• _DESCRIPTION OF THE TASK_:
Retype all of the data. Every line must match exactly.

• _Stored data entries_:
━━━━━━━━━━

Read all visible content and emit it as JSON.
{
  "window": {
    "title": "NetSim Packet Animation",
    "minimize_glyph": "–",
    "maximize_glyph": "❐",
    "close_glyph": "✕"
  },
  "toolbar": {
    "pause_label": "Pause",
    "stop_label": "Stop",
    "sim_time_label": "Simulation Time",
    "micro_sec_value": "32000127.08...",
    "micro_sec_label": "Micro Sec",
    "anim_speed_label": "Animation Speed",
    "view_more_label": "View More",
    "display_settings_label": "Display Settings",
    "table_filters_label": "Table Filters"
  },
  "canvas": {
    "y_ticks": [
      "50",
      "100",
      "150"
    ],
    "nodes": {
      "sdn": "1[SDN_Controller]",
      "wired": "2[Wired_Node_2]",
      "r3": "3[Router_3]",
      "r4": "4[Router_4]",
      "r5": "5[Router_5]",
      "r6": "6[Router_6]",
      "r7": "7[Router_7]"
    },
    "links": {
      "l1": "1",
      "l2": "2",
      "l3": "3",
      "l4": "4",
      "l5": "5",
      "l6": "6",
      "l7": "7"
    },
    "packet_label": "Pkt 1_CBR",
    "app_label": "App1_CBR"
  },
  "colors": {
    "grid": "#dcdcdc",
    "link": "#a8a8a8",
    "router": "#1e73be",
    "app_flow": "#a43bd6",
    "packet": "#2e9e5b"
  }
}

━━━━━━━━━━

• _CORRECT RESULT_:
Read all visible content and emit it as JSON.
{
  "window": {
    "title": "NetSim Packet Animation",
    "minimize_glyph": "–",
    "maximize_glyph": "❐",
    "close_glyph": "✕"
  },
  "toolbar": {
    "pause_label": "Pause",
    "stop_label": "Stop",
    "sim_time_label": "Simulation Time",
    "micro_sec_value": "32000127.08...",
    "micro_sec_label": "Micro Sec",
    "anim_speed_label": "Animation Speed",
    "view_more_label": "View More",
    "display_settings_label": "Display Settings",
    "table_filters_label": "Table Filters"
  },
  "canvas": {
    "y_ticks": [
      "50",
      "100",
      "150"
    ],
    "nodes": {
      "sdn": "1[SDN_Controller]",
      "wired": "2[Wired_Node_2]",
      "r3": "3[Router_3]",
      "r4": "4[Router_4]",
      "r5": "5[Router_5]",
      "r6": "6[Router_6]",
      "r7": "7[Router_7]"
    },
    "links": {
      "l1": "1",
      "l2": "2",
      "l3": "3",
      "l4": "4",
      "l5": "5",
      "l6": "6",
      "l7": "7"
    },
    "packet_label": "Pkt 1_CBR",
    "app_label": "App1_CBR"
  },
  "colors": {
    "grid": "#dcdcdc",
    "link": "#a8a8a8",
    "router": "#1e73be",
    "app_flow": "#a43bd6",
    "packet": "#2e9e5b"
  }
}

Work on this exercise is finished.